Dataset listings of figures:
* * * * * * * * *

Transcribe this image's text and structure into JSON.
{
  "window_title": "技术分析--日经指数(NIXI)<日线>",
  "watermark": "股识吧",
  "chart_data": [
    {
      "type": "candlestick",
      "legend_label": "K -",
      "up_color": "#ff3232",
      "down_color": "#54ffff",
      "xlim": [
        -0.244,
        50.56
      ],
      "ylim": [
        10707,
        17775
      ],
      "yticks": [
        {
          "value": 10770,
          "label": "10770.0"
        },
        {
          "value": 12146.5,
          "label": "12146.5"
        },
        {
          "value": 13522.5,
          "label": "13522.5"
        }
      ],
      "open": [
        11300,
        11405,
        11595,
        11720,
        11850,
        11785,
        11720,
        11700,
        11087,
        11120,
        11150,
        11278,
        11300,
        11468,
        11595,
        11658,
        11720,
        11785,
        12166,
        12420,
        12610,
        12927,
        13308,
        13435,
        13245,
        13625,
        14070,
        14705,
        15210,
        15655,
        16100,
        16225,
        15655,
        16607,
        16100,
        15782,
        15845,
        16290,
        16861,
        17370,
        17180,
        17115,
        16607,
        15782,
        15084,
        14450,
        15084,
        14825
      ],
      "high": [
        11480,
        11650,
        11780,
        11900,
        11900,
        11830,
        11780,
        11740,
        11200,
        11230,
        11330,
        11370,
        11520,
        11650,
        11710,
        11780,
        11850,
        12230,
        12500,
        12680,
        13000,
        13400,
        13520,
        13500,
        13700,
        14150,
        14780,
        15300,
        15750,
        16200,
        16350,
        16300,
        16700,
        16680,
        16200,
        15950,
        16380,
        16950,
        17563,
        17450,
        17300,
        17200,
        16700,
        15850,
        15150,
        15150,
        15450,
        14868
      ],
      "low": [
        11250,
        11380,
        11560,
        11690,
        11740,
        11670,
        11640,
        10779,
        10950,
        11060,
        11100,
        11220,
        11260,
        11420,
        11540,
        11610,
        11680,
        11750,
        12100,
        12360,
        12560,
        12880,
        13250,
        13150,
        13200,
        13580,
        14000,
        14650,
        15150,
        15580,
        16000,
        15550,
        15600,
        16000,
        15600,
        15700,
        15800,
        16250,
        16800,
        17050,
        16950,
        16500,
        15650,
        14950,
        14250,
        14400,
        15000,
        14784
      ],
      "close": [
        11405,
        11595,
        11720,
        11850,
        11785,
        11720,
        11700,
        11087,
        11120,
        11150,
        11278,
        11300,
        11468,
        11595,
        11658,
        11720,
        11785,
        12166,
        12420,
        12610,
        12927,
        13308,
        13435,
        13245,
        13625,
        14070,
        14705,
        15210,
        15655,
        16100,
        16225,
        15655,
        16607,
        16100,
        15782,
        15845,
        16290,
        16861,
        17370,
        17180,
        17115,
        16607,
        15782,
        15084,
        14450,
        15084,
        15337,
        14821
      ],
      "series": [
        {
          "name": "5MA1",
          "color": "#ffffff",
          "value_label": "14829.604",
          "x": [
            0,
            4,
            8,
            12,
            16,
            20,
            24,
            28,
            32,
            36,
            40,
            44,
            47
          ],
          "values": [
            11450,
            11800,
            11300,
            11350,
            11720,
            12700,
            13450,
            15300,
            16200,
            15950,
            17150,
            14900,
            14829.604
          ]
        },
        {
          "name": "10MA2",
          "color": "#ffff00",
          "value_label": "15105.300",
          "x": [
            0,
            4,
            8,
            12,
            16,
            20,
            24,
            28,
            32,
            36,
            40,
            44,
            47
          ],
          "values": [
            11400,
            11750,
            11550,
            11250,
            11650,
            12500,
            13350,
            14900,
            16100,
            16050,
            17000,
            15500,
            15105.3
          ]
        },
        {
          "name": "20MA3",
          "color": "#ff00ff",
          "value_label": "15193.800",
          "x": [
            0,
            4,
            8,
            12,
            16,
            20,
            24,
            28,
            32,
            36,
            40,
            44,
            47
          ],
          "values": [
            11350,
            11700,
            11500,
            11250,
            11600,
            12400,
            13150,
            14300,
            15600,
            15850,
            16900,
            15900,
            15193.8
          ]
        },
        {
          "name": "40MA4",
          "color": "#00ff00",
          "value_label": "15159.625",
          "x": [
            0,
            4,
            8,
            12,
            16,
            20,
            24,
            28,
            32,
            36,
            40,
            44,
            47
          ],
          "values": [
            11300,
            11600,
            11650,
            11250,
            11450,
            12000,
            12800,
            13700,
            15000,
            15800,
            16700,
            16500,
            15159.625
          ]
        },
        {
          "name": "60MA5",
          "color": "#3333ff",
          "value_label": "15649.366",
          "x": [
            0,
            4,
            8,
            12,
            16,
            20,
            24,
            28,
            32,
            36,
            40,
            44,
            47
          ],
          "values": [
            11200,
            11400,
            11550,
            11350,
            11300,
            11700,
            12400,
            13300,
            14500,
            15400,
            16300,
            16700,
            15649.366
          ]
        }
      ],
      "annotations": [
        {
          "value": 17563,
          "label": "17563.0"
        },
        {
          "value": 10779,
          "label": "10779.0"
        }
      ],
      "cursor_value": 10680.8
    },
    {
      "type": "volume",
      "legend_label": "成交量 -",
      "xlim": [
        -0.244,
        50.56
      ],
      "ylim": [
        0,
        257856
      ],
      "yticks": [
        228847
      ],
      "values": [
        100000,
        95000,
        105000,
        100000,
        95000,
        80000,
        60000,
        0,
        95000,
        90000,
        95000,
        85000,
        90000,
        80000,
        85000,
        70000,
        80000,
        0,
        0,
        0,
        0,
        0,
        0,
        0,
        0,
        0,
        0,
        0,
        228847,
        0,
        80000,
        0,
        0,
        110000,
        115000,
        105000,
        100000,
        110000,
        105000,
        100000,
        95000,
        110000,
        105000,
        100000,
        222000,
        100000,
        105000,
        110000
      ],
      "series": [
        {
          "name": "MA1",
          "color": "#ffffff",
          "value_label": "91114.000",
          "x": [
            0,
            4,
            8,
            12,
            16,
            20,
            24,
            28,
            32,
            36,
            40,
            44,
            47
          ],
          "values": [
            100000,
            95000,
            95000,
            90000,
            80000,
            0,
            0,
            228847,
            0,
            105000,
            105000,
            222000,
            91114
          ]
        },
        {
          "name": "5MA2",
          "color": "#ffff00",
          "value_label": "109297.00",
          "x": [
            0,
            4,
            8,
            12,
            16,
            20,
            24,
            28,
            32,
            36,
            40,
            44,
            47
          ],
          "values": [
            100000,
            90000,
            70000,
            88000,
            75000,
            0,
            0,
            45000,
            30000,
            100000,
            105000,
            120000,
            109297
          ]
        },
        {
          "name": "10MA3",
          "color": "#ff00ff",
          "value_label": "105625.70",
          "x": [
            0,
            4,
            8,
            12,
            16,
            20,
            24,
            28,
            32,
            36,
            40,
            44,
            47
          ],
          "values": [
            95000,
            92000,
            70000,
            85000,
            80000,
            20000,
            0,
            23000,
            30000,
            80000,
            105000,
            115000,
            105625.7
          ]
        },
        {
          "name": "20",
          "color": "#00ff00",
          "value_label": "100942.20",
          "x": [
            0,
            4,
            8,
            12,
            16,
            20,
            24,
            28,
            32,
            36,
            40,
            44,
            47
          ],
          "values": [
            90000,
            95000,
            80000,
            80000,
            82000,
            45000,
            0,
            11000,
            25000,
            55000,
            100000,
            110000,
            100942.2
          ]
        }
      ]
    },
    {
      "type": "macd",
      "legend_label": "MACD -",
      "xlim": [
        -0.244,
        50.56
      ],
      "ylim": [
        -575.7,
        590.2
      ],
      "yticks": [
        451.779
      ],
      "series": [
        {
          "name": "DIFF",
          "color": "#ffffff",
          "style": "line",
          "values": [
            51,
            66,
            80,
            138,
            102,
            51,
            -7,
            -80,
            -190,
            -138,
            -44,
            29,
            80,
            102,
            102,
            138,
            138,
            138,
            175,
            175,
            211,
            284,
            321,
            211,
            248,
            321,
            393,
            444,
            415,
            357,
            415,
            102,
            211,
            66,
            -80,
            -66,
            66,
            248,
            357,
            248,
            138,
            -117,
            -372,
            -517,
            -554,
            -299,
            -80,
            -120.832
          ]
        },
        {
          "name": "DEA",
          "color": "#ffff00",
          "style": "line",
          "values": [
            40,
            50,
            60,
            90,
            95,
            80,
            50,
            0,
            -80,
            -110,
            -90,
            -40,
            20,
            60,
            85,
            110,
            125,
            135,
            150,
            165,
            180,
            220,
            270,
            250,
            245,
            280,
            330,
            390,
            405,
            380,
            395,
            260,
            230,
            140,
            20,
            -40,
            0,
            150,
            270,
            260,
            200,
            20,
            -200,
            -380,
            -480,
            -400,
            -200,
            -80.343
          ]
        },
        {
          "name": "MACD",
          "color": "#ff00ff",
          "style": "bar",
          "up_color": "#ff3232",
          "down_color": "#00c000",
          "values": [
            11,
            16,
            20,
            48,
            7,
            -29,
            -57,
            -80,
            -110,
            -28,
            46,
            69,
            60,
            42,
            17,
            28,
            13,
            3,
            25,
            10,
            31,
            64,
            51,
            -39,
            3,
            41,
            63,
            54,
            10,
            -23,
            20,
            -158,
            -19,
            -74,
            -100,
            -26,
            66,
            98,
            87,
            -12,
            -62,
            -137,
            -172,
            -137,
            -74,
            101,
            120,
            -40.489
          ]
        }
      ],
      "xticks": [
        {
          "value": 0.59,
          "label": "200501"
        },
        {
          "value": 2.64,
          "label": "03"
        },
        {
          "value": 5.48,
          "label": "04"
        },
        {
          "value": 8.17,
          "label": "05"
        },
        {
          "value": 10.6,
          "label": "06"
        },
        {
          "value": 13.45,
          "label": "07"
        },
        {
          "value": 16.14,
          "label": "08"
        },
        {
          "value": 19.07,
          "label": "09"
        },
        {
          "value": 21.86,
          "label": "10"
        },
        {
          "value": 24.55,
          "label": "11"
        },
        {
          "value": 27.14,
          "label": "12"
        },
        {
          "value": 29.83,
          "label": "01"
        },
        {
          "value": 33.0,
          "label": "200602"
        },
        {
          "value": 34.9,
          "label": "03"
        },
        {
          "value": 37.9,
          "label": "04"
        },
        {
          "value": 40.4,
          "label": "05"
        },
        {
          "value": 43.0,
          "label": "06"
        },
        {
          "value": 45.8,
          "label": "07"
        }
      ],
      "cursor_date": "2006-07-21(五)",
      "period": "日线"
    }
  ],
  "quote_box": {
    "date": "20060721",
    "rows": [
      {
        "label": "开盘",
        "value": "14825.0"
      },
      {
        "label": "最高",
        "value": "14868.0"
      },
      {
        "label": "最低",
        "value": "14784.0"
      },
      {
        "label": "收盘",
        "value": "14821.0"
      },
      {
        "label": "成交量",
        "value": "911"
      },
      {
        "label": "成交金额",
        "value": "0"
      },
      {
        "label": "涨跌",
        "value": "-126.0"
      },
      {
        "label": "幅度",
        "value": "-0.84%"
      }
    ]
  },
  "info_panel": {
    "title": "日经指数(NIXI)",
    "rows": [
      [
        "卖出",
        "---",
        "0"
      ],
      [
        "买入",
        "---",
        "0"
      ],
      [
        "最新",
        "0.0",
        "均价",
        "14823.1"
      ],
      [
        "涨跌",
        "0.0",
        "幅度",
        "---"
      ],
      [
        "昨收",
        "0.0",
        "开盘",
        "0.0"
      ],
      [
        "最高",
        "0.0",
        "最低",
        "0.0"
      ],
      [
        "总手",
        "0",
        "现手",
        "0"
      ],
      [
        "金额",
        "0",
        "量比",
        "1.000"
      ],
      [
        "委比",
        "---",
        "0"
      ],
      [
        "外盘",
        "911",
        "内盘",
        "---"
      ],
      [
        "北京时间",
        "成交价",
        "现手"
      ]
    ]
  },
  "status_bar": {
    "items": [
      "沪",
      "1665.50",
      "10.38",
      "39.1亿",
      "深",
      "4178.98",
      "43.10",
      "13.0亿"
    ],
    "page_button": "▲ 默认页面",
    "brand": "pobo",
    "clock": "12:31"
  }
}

* * * * * * * * *

• _Brief_: Tally how many lines in the material above hold the word "type". Write only that number.

• _Answer to this problem_: 3